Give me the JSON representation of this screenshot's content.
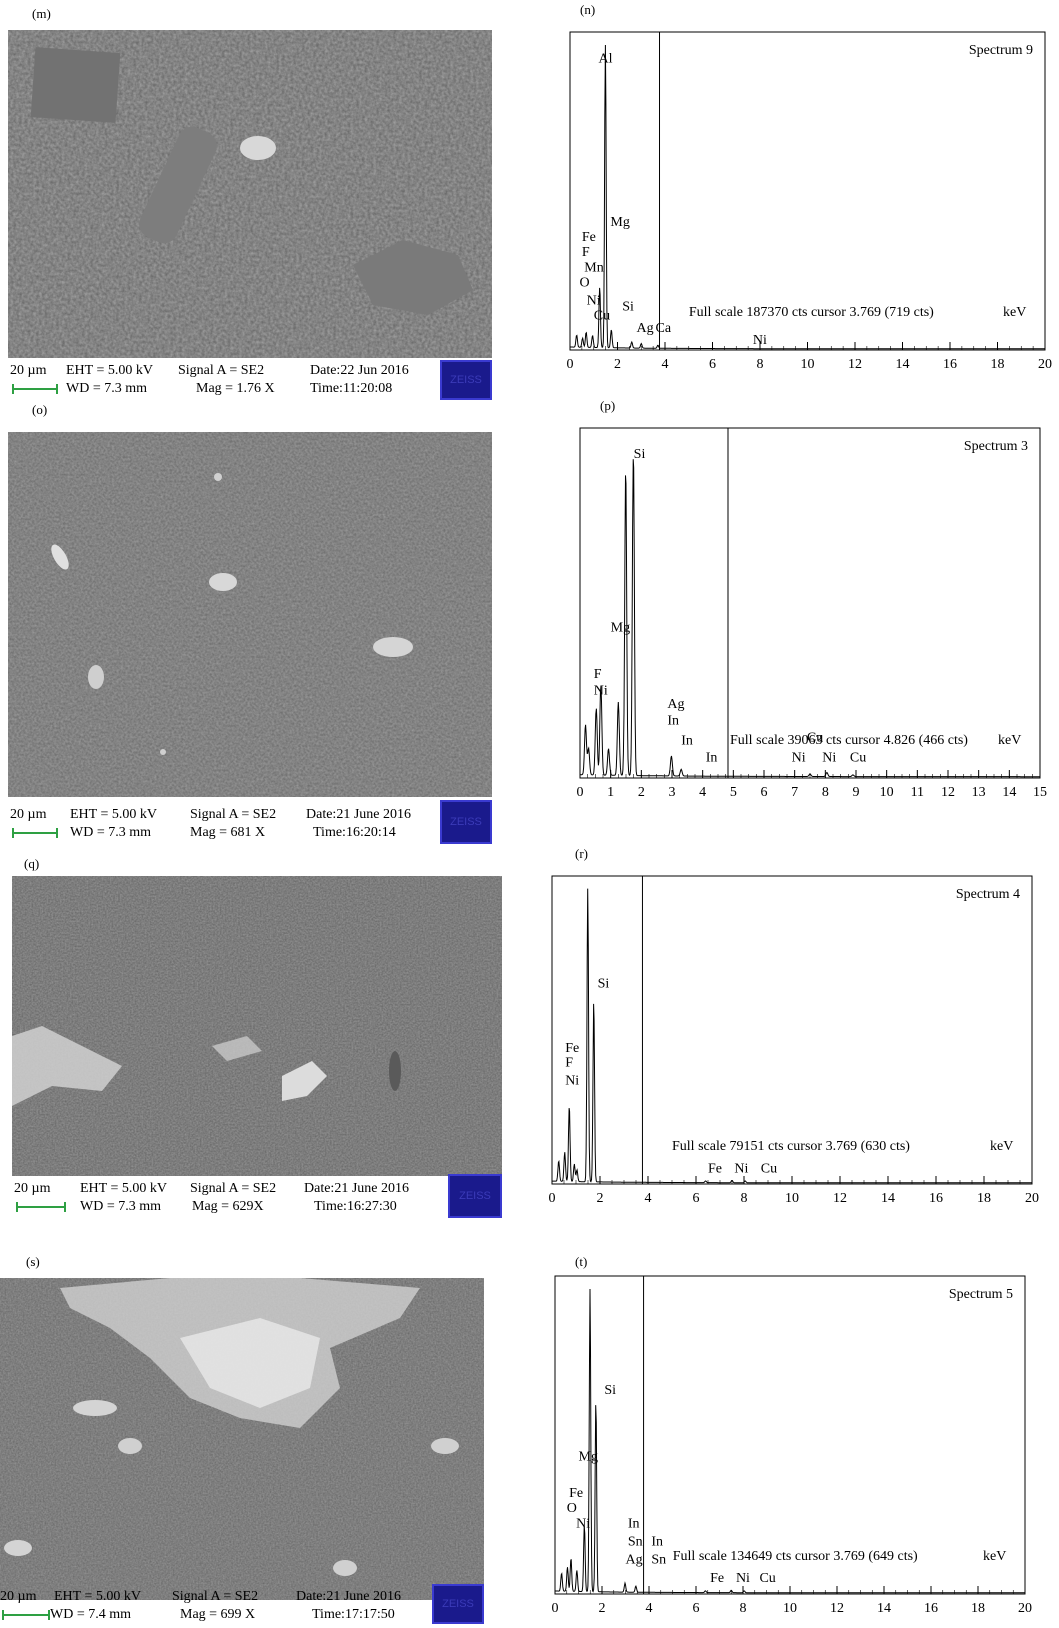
{
  "panels": [
    {
      "sem_label": "(m)",
      "eds_label": "(n)",
      "sem": {
        "scale": "20 µm",
        "eht": "EHT = 5.00 kV",
        "wd": "WD = 7.3 mm",
        "signal": "Signal A = SE2",
        "mag": "Mag = 1.76  X",
        "date": "Date:22 Jun 2016",
        "time": "Time:11:20:08",
        "logo": "ZEISS"
      }
    },
    {
      "sem_label": "(o)",
      "eds_label": "(p)",
      "sem": {
        "scale": "20 µm",
        "eht": "EHT = 5.00 kV",
        "wd": "WD = 7.3 mm",
        "signal": "Signal A = SE2",
        "mag": "Mag = 681 X",
        "date": "Date:21 June 2016",
        "time": "Time:16:20:14",
        "logo": "ZEISS"
      }
    },
    {
      "sem_label": "(q)",
      "eds_label": "(r)",
      "sem": {
        "scale": "20 µm",
        "eht": "EHT = 5.00 kV",
        "wd": "WD = 7.3 mm",
        "signal": "Signal A = SE2",
        "mag": "Mag = 629X",
        "date": "Date:21 June 2016",
        "time": "Time:16:27:30",
        "logo": "ZEISS"
      }
    },
    {
      "sem_label": "(s)",
      "eds_label": "(t)",
      "sem": {
        "scale": "20 µm",
        "eht": "EHT = 5.00 kV",
        "wd": "WD = 7.4 mm",
        "signal": "Signal A = SE2",
        "mag": "Mag = 699 X",
        "date": "Date:21 June 2016",
        "time": "Time:17:17:50",
        "logo": "ZEISS"
      }
    }
  ],
  "chart_data": [
    {
      "type": "line",
      "spectrum": "Spectrum 9",
      "xlim": [
        0,
        20
      ],
      "ticks": [
        0,
        2,
        4,
        6,
        8,
        10,
        12,
        14,
        16,
        18,
        20
      ],
      "fullscale": "Full scale 187370 cts cursor 3.769 (719 cts)",
      "unit": "keV",
      "cursor": 3.769,
      "peaks": [
        [
          0.28,
          4
        ],
        [
          0.53,
          3
        ],
        [
          0.68,
          5
        ],
        [
          0.95,
          4
        ],
        [
          1.25,
          20
        ],
        [
          1.49,
          100
        ],
        [
          1.74,
          6
        ],
        [
          2.6,
          2
        ],
        [
          3.0,
          1.5
        ],
        [
          3.7,
          1
        ]
      ],
      "labels": [
        {
          "t": "Al",
          "x": 1.2,
          "y": 95
        },
        {
          "t": "Mg",
          "x": 1.7,
          "y": 41
        },
        {
          "t": "Fe",
          "x": 0.5,
          "y": 36
        },
        {
          "t": "F",
          "x": 0.5,
          "y": 31
        },
        {
          "t": "Mn",
          "x": 0.6,
          "y": 26
        },
        {
          "t": "O",
          "x": 0.4,
          "y": 21
        },
        {
          "t": "Ni",
          "x": 0.7,
          "y": 15
        },
        {
          "t": "Cu",
          "x": 1.0,
          "y": 10
        },
        {
          "t": "Si",
          "x": 2.2,
          "y": 13
        },
        {
          "t": "Ag",
          "x": 2.8,
          "y": 6
        },
        {
          "t": "Ca",
          "x": 3.6,
          "y": 6
        },
        {
          "t": "Ni",
          "x": 7.7,
          "y": 2
        }
      ]
    },
    {
      "type": "line",
      "spectrum": "Spectrum 3",
      "xlim": [
        0,
        15
      ],
      "ticks": [
        0,
        1,
        2,
        3,
        4,
        5,
        6,
        7,
        8,
        9,
        10,
        11,
        12,
        13,
        14,
        15
      ],
      "fullscale": "Full scale 39063 cts cursor 4.826 (466 cts)",
      "unit": "keV",
      "cursor": 4.826,
      "peaks": [
        [
          0.18,
          15
        ],
        [
          0.28,
          8
        ],
        [
          0.53,
          20
        ],
        [
          0.68,
          27
        ],
        [
          0.93,
          8
        ],
        [
          1.25,
          22
        ],
        [
          1.49,
          92
        ],
        [
          1.74,
          97
        ],
        [
          2.98,
          6
        ],
        [
          3.3,
          2
        ],
        [
          7.5,
          0.8
        ],
        [
          8.05,
          1.2
        ],
        [
          8.9,
          0.5
        ]
      ],
      "labels": [
        {
          "t": "Si",
          "x": 1.75,
          "y": 96
        },
        {
          "t": "Mg",
          "x": 1.0,
          "y": 44
        },
        {
          "t": "F",
          "x": 0.45,
          "y": 30
        },
        {
          "t": "Ni",
          "x": 0.45,
          "y": 25
        },
        {
          "t": "Ag",
          "x": 2.85,
          "y": 21
        },
        {
          "t": "In",
          "x": 2.85,
          "y": 16
        },
        {
          "t": "In",
          "x": 3.3,
          "y": 10
        },
        {
          "t": "In",
          "x": 4.1,
          "y": 5
        },
        {
          "t": "Cu",
          "x": 7.4,
          "y": 11
        },
        {
          "t": "Ni",
          "x": 6.9,
          "y": 5
        },
        {
          "t": "Ni",
          "x": 7.9,
          "y": 5
        },
        {
          "t": "Cu",
          "x": 8.8,
          "y": 5
        }
      ]
    },
    {
      "type": "line",
      "spectrum": "Spectrum 4",
      "xlim": [
        0,
        20
      ],
      "ticks": [
        0,
        2,
        4,
        6,
        8,
        10,
        12,
        14,
        16,
        18,
        20
      ],
      "fullscale": "Full scale 79151 cts cursor 3.769 (630 cts)",
      "unit": "keV",
      "cursor": 3.769,
      "peaks": [
        [
          0.28,
          7
        ],
        [
          0.53,
          10
        ],
        [
          0.72,
          26
        ],
        [
          0.93,
          6
        ],
        [
          1.04,
          4
        ],
        [
          1.49,
          100
        ],
        [
          1.74,
          62
        ],
        [
          6.4,
          0.6
        ],
        [
          7.5,
          0.8
        ],
        [
          8.05,
          0.6
        ]
      ],
      "labels": [
        {
          "t": "Si",
          "x": 1.9,
          "y": 67
        },
        {
          "t": "Fe",
          "x": 0.55,
          "y": 45
        },
        {
          "t": "F",
          "x": 0.55,
          "y": 40
        },
        {
          "t": "Ni",
          "x": 0.55,
          "y": 34
        },
        {
          "t": "Fe",
          "x": 6.5,
          "y": 4
        },
        {
          "t": "Ni",
          "x": 7.6,
          "y": 4
        },
        {
          "t": "Cu",
          "x": 8.7,
          "y": 4
        }
      ]
    },
    {
      "type": "line",
      "spectrum": "Spectrum 5",
      "xlim": [
        0,
        20
      ],
      "ticks": [
        0,
        2,
        4,
        6,
        8,
        10,
        12,
        14,
        16,
        18,
        20
      ],
      "fullscale": "Full scale 134649 cts cursor 3.769 (649 cts)",
      "unit": "keV",
      "cursor": 3.769,
      "peaks": [
        [
          0.28,
          6
        ],
        [
          0.53,
          8
        ],
        [
          0.68,
          11
        ],
        [
          0.93,
          7
        ],
        [
          1.25,
          22
        ],
        [
          1.49,
          100
        ],
        [
          1.74,
          63
        ],
        [
          2.98,
          3
        ],
        [
          3.44,
          2
        ],
        [
          6.4,
          0.6
        ],
        [
          7.5,
          0.8
        ],
        [
          8.05,
          0.6
        ]
      ],
      "labels": [
        {
          "t": "Si",
          "x": 2.1,
          "y": 66
        },
        {
          "t": "Mg",
          "x": 1.0,
          "y": 44
        },
        {
          "t": "Fe",
          "x": 0.6,
          "y": 32
        },
        {
          "t": "O",
          "x": 0.5,
          "y": 27
        },
        {
          "t": "Ni",
          "x": 0.9,
          "y": 22
        },
        {
          "t": "In",
          "x": 3.1,
          "y": 22
        },
        {
          "t": "Sn",
          "x": 3.1,
          "y": 16
        },
        {
          "t": "In",
          "x": 4.1,
          "y": 16
        },
        {
          "t": "Ag",
          "x": 3.0,
          "y": 10
        },
        {
          "t": "Sn",
          "x": 4.1,
          "y": 10
        },
        {
          "t": "Fe",
          "x": 6.6,
          "y": 4
        },
        {
          "t": "Ni",
          "x": 7.7,
          "y": 4
        },
        {
          "t": "Cu",
          "x": 8.7,
          "y": 4
        }
      ]
    }
  ]
}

________

● **What this task involves**
Return all lines of the material above in which the word "time" occurs.

● **Result of this task**
        "time": "Time:11:20:08",
        "time": "Time:16:20:14",
        "time": "Time:16:27:30",
        "time": "Time:17:17:50",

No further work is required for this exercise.